IN THE FIJI COURT OF APPEAL

AT SUVA

ON APPEAL FROM THE HIGH COURT OF FIJI

CIVIL APPEAL NO. ABU0058 OF 1997S
(High Court Civil Action No. 311 of 1992/S)

BETWEEN:

:

RAM PRASAD
F/N RAM RATTAN
Appellant

AND:

THE ATTORNEY-GENERAL OF FIJI
Respondent

&

Coram: The Hon. Sir Sir Moti Tikaram, President
The Hon. Justice I.R. Thompson, Justice of Appeal
The Hon. Sir David Tompkins, Justice of Appeal

Hearing: Tuesday, 24 August 1999, Suva
Date of Judgment: Friday, 27 August 1999

Counsel: Mr. T. Bukarao for the Appellant
Mr. D. Singh for the Respondent

JUDGMENT OF THE COURT

The appellant, by proceedings commenced by writ of summons and statement of claim, brought an action for wrongful dismissal following the termination of his employment at the Ministry of Primary Industries. The statement of claim was subsequently amended. By agreement between counsel, the following questions were submitted for determination as preliminary points:

1. Whether the appellant being a civil servant at the time of dismissal ought to have pursued his claims by way of judicial review rather than by way of wrongful dismissal by ordinary action.

2. Whether s.28 of the Employment Act cap. 92 applied in the instant action.

By a decision delivered on 12 September 1997 Pathik J. decided, in answer to the first question, that the appellant should have proceeded by way of judicial review and not by writ of summons, and in answer to the second question, that s.28 of the Employment Act does not apply to the appellant.

Having decided those issues, he declared that the appellant was not entitled to continue the proceedings or to seek the relief claimed otherwise than by an application for judicial review, if he is still able to do so under O.53 of the High Court Rules. As a consequence the writ of summons was dismissed as an abuse of the process of the court. From that decision the appellant has appealed.

At the hearing of the appeal, Mr Seru, who has at all stages acted as counsel and solicitor for the appellant, was unable to appear. He advised the court that the appeal could be dealt with on the written submissions. This was unfortunate, as there were matters we wished to explore with counsel that were not dealt with in the written submissions. Mr Bukarao did not have adequate instructions to enable him to assist.

In his written submissions, Mr Seru accepted that the Judge’s conclusion on the second question was correct. The appeal was directed only to his conclusion on the first.

▶ [RECORDED INFORMATION]
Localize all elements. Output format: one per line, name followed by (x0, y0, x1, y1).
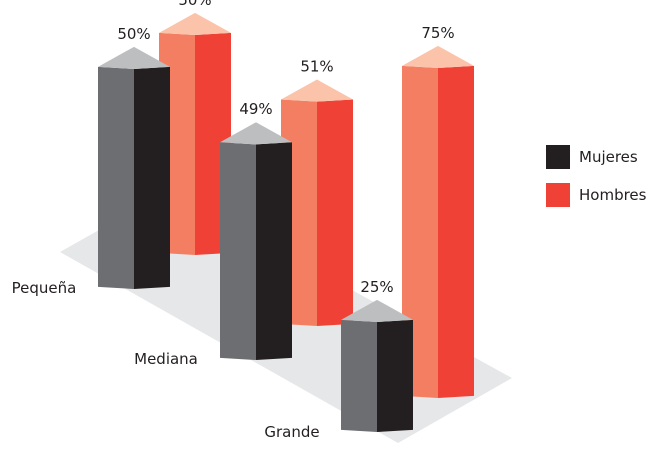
legend-swatch-hombres (546, 183, 570, 207)
legend-label-hombres: Hombres (579, 186, 647, 204)
bar-mujeres-cat1-front (220, 142, 256, 360)
value-label-hombres-cat1: 51% (300, 57, 333, 75)
legend-label-mujeres: Mujeres (579, 148, 638, 166)
legend-swatch-mujeres (546, 145, 570, 169)
legend-item-hombres: Hombres (546, 183, 646, 207)
bar-mujeres-cat0-side (134, 66, 170, 289)
bar-hombres-cat0-top (159, 12, 231, 35)
value-label-hombres-cat0: 50% (178, 0, 211, 9)
value-label-mujeres-cat2: 25% (360, 278, 393, 296)
bar-mujeres-cat0-top (98, 46, 170, 69)
bar-hombres-cat2-side (438, 65, 474, 398)
bar-mujeres-cat2-top (341, 299, 413, 322)
value-label-hombres-cat2: 75% (421, 24, 454, 42)
bar-mujeres-cat1-side (256, 142, 292, 360)
bar-mujeres-cat1-top (220, 122, 292, 145)
category-label-0: Pequeña (12, 279, 77, 297)
chart-legend: Mujeres Hombres (546, 145, 646, 221)
category-label-2: Grande (264, 423, 319, 441)
bar-hombres-cat1-top (281, 79, 353, 102)
value-label-mujeres-cat0: 50% (117, 25, 150, 43)
bar-hombres-cat2-front (402, 65, 438, 398)
bar-mujeres-cat2-front (341, 319, 377, 432)
category-label-1: Mediana (134, 350, 198, 368)
chart-labels: 50% 50% 51% 49% 75% 25% Pequeña Mediana Grande (12, 0, 455, 441)
bar-mujeres-cat2-side (377, 319, 413, 432)
chart-bars (98, 12, 474, 432)
bar-hombres-cat2-top (402, 45, 474, 68)
value-label-mujeres-cat1: 49% (239, 100, 272, 118)
bar-hombres-cat1-side (317, 99, 353, 326)
legend-item-mujeres: Mujeres (546, 145, 646, 169)
bar-mujeres-cat0-front (98, 66, 134, 289)
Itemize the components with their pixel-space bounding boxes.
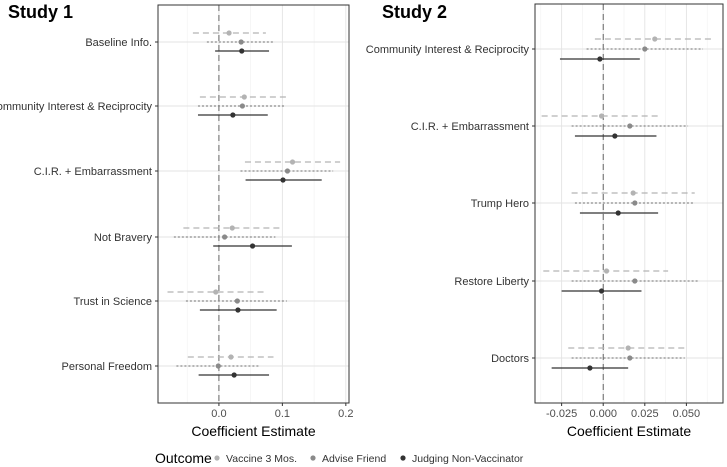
point-estimate xyxy=(627,355,633,361)
point-estimate xyxy=(238,39,244,45)
legend: Outcome Vaccine 3 Mos. Advise Friend Judgin… xyxy=(155,450,524,466)
point-estimate xyxy=(213,289,219,295)
point-estimate xyxy=(249,243,256,249)
legend-swatch xyxy=(214,455,220,461)
point-estimate xyxy=(632,278,638,284)
point-estimate xyxy=(222,234,228,240)
point-estimate xyxy=(235,307,241,313)
legend-title: Outcome xyxy=(155,450,212,466)
legend-item-label: Vaccine 3 Mos. xyxy=(226,453,297,465)
legend-swatch xyxy=(400,455,406,461)
panel-2: Study 2 Community Interest & Reciprocity C… xyxy=(366,2,724,439)
x-axis-title: Coefficient Estimate xyxy=(567,423,691,439)
point-estimate xyxy=(284,168,291,174)
y-tick-label: C.I.R. + Embarrassment xyxy=(34,166,152,178)
point-estimate xyxy=(231,372,237,378)
y-tick-label: Community Interest & Reciprocity xyxy=(366,44,530,56)
point-estimate xyxy=(625,345,631,351)
panel-border xyxy=(534,3,724,404)
x-axis-title: Coefficient Estimate xyxy=(191,423,315,439)
panel-border xyxy=(157,4,350,404)
point-estimate xyxy=(598,288,605,294)
point-estimate xyxy=(280,177,286,183)
panel-title: Study 1 xyxy=(8,2,73,22)
point-estimate xyxy=(642,46,648,52)
x-tick-label: 0.2 xyxy=(338,408,353,420)
point-estimate xyxy=(226,30,232,36)
y-tick-label: Personal Freedom xyxy=(62,361,153,373)
y-tick-label: Restore Liberty xyxy=(454,276,529,288)
point-estimate xyxy=(630,190,636,196)
point-estimate xyxy=(627,123,633,129)
point-estimate xyxy=(289,159,296,165)
point-estimate xyxy=(239,103,245,109)
y-tick-label: Doctors xyxy=(491,353,529,365)
point-estimate xyxy=(603,268,610,274)
point-estimate xyxy=(632,200,638,206)
y-tick-label: Baseline Info. xyxy=(85,37,152,49)
point-estimate xyxy=(228,354,234,360)
point-estimate xyxy=(597,56,603,62)
x-tick-label: 0.0 xyxy=(211,408,226,420)
point-estimate xyxy=(598,113,605,119)
panel-1: Study 1 Baseline Info. Community Interest … xyxy=(0,2,353,439)
point-estimate xyxy=(615,210,621,216)
point-estimate xyxy=(239,48,245,54)
x-tick-label: -0.025 xyxy=(546,408,577,420)
point-estimate xyxy=(612,133,618,139)
legend-item-label: Judging Non-Vaccinator xyxy=(412,453,524,465)
x-tick-label: 0.000 xyxy=(589,408,617,420)
x-tick-label: 0.025 xyxy=(631,408,659,420)
legend-item-label: Advise Friend xyxy=(322,453,386,465)
legend-swatch xyxy=(310,455,316,461)
panel-title: Study 2 xyxy=(382,2,447,22)
point-estimate xyxy=(587,365,593,371)
x-tick-label: 0.050 xyxy=(673,408,701,420)
point-estimate xyxy=(229,225,235,231)
point-estimate xyxy=(215,363,221,369)
point-estimate xyxy=(241,94,247,100)
y-tick-label: C.I.R. + Embarrassment xyxy=(411,121,529,133)
y-tick-label: Trump Hero xyxy=(471,198,529,210)
point-estimate xyxy=(234,298,240,304)
point-estimate xyxy=(230,112,236,118)
y-tick-label: Not Bravery xyxy=(94,232,153,244)
y-tick-label: Trust in Science xyxy=(74,296,152,308)
point-estimate xyxy=(652,36,658,42)
y-tick-label: Community Interest & Reciprocity xyxy=(0,101,152,113)
x-tick-label: 0.1 xyxy=(275,408,290,420)
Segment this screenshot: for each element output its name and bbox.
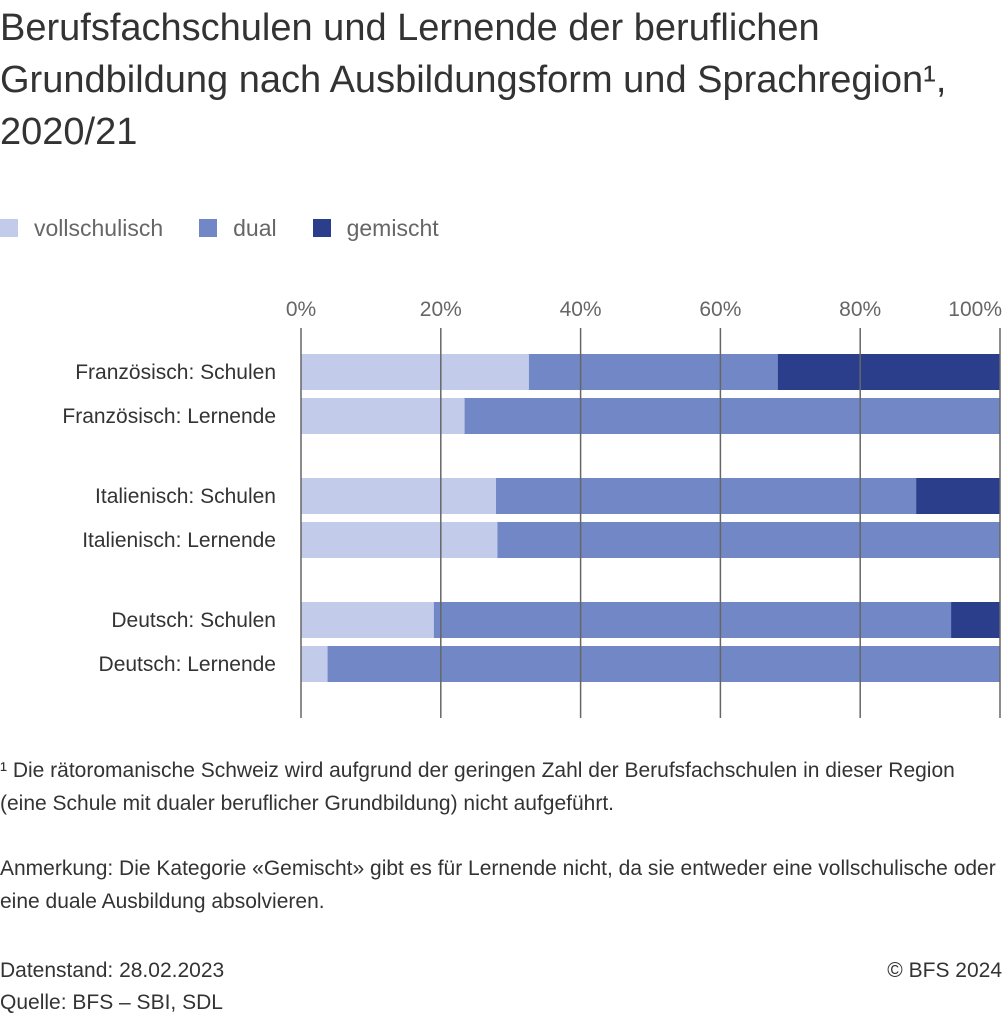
x-tick-label: 40% — [560, 298, 602, 321]
x-tick-label: 20% — [420, 298, 462, 321]
category-label: Italienisch: Lernende — [82, 529, 276, 552]
bar-segment-vollschulisch — [301, 646, 328, 682]
bar-segment-dual — [464, 398, 1000, 434]
legend-swatch-vollschulisch — [0, 219, 18, 237]
x-tick-label: 60% — [699, 298, 741, 321]
legend-item-vollschulisch[interactable]: vollschulisch — [0, 215, 163, 242]
legend-item-gemischt[interactable]: gemischt — [312, 214, 439, 242]
bar-segment-dual — [433, 602, 952, 638]
legend-label-vollschulisch: vollschulisch — [34, 214, 164, 241]
chart-title: Berufsfachschulen und Lernende der beruf… — [0, 7, 947, 153]
bar-segment-vollschulisch — [301, 602, 434, 638]
copyright: © BFS 2024 — [887, 959, 1002, 982]
legend-label-gemischt: gemischt — [346, 214, 439, 241]
source: Quelle: BFS – SBI, SDL — [0, 991, 223, 1014]
bar-segment-vollschulisch — [301, 398, 465, 434]
category-label: Deutsch: Schulen — [111, 609, 276, 632]
bar-segment-dual — [528, 354, 778, 390]
footnote: ¹ Die rätoromanische Schweiz wird aufgru… — [0, 759, 955, 815]
bar-segment-vollschulisch — [301, 522, 498, 558]
x-tick-label: 100% — [948, 298, 1002, 321]
data-status: Datenstand: 28.02.2023 — [0, 959, 225, 982]
bar-segment-vollschulisch — [301, 478, 497, 514]
bar-segment-dual — [497, 522, 1000, 558]
category-label: Französisch: Schulen — [75, 361, 276, 384]
bar-segment-vollschulisch — [301, 354, 529, 390]
x-tick-label: 80% — [839, 298, 881, 321]
legend-label-dual: dual — [233, 214, 277, 241]
legend-swatch-gemischt — [312, 219, 331, 237]
note: Anmerkung: Die Kategorie «Gemischt» gibt… — [0, 857, 996, 913]
category-label: Deutsch: Lernende — [99, 653, 276, 676]
legend-swatch-dual — [199, 219, 218, 237]
bar-segment-gemischt — [951, 602, 1000, 638]
meta-block: Datenstand: 28.02.2023 Quelle: BFS – SBI… — [0, 955, 224, 1019]
stacked-bar-chart: 0% 20% 40% 60% 80% 100% Französisch: Schulen Fr… — [62, 298, 1002, 718]
legend-item-dual[interactable]: dual — [199, 214, 277, 242]
category-label: Italienisch: Schulen — [95, 485, 276, 508]
category-label: Französisch: Lernende — [62, 405, 276, 428]
bar-segment-dual — [327, 646, 1000, 682]
bar-segment-dual — [496, 478, 917, 514]
bar-segment-gemischt — [916, 478, 1000, 514]
x-tick-label: 0% — [286, 298, 316, 321]
legend: vollschulisch dual gemischt — [0, 210, 475, 246]
bar-segment-gemischt — [777, 354, 1000, 390]
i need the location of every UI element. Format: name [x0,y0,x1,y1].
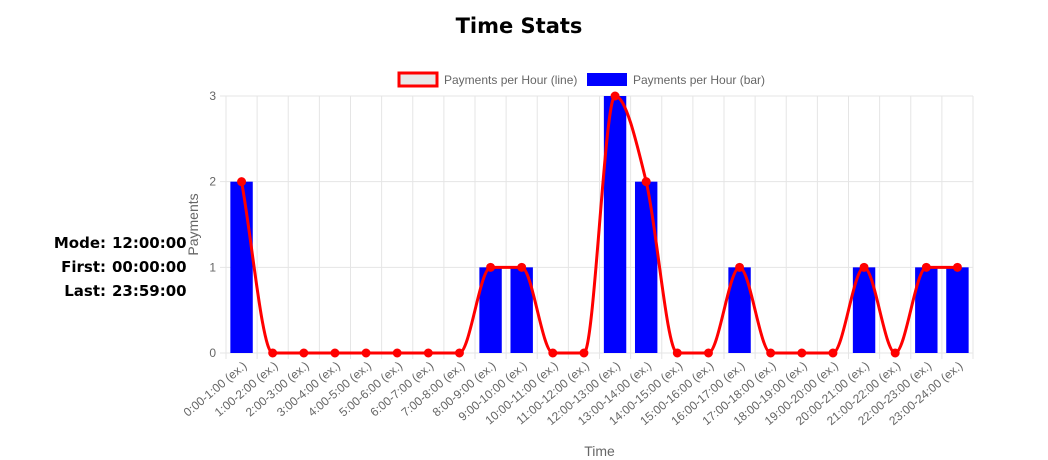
first-label: First: [61,258,106,276]
last-label: Last: [64,282,106,300]
bar-series [230,96,969,353]
line-point-4 [361,348,371,358]
line-point-8 [486,262,496,272]
line-point-16 [735,262,745,272]
mode-row: Mode: 12:00:00 [40,231,187,255]
line-point-7 [454,348,464,358]
line-point-23 [952,262,962,272]
legend-label-line: Payments per Hour (line) [444,73,577,87]
line-point-9 [517,262,527,272]
line-point-0 [237,177,247,187]
bar-13 [634,181,658,353]
y-tick-label: 2 [209,175,216,189]
last-value: 23:59:00 [112,282,187,300]
line-series [237,91,962,358]
bar-9 [510,267,533,353]
mode-label: Mode: [53,234,106,252]
y-tick-label: 3 [209,89,216,103]
line-point-6 [423,348,433,358]
bar-0 [230,181,253,353]
line-point-1 [268,348,278,358]
y-axis-title: Payments [185,193,201,255]
time-stats-summary: Mode: 12:00:00 First: 00:00:00 Last: 23:… [40,231,187,303]
chart-legend: Payments per Hour (line) Payments per Hou… [397,71,765,88]
line-point-2 [299,348,309,358]
line-point-19 [828,348,838,358]
first-value: 00:00:00 [112,258,187,276]
line-point-17 [766,348,776,358]
line-point-22 [921,262,931,272]
legend-label-bar: Payments per Hour (bar) [633,73,765,87]
legend-swatch-line [397,71,439,88]
last-row: Last: 23:59:00 [40,279,187,303]
line-point-12 [610,91,620,101]
bar-20 [852,267,876,353]
bar-16 [728,267,751,353]
line-point-15 [703,348,713,358]
bar-8 [479,267,502,353]
line-point-3 [330,348,340,358]
page-title: Time Stats [455,14,583,38]
bar-22 [915,267,938,353]
line-point-13 [641,177,651,187]
line-point-5 [392,348,402,358]
x-axis-title: Time [584,443,615,459]
line-point-21 [890,348,900,358]
line-point-10 [548,348,558,358]
line-point-14 [672,348,682,358]
bar-12 [603,96,627,353]
mode-value: 12:00:00 [112,234,187,252]
legend-swatch-bar [587,73,627,86]
line-point-20 [859,262,869,272]
bar-23 [946,267,969,353]
y-tick-label: 0 [209,346,216,360]
line-point-11 [579,348,589,358]
y-tick-label: 1 [209,260,216,274]
first-row: First: 00:00:00 [40,255,187,279]
line-point-18 [797,348,807,358]
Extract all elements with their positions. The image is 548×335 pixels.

▶ [GIVEN TASK] Write the next passage of the Fiji Court of Appeal judgment, beginning right after its final sentence.

▶ [RESULT OF THIS TASK]
The pleadings

The facts relied on by the appellant in support of his claim are set out in an amended statement of claim. The questions were to be decided on the assumption that these facts would be established.

The appellant was employed by the Government of Fiji as Assistant Accounts Officer of the Ministry of Primary Industries. On 17 December 1985 he was charged with conspiracy to defraud and was subsequently interdicted on 18 December 1985. Following various appearances in the Magistrates’ Court at Suva between April 1986 and April 1989, on 11 February 1991 the prosecution was discontinued on a nolle prosequi issued by the Director of Public Prosecutions.

Subsequent to the entry of the nolle prosequi, 26 disciplinary charges were laid against the appellant, all of which he denied by letter dated 14 August 1991. Those charges have never been heard. By letter dated 15 January 1992 the plaintiff was dismissed from his employment by the Government of Fiji. That dismissal was said to have been effective as from 17 December 1985.

The amended statement of claim goes on to plead:

"7. THAT the Plaintiff further claims that the Defendant its agents and/or servants had failed jointly or severally to comply with the provisions of the Public Service Commission (Constitution) Regulations at the material times in force prior to effecting the Plaintiff’s interdiction and/or dismissal.

8. THAT due to the non-compliance of the Defendants its agents and/or servants with the said Regulations the Plaintiff had been wrongly dismissed from the Public Service.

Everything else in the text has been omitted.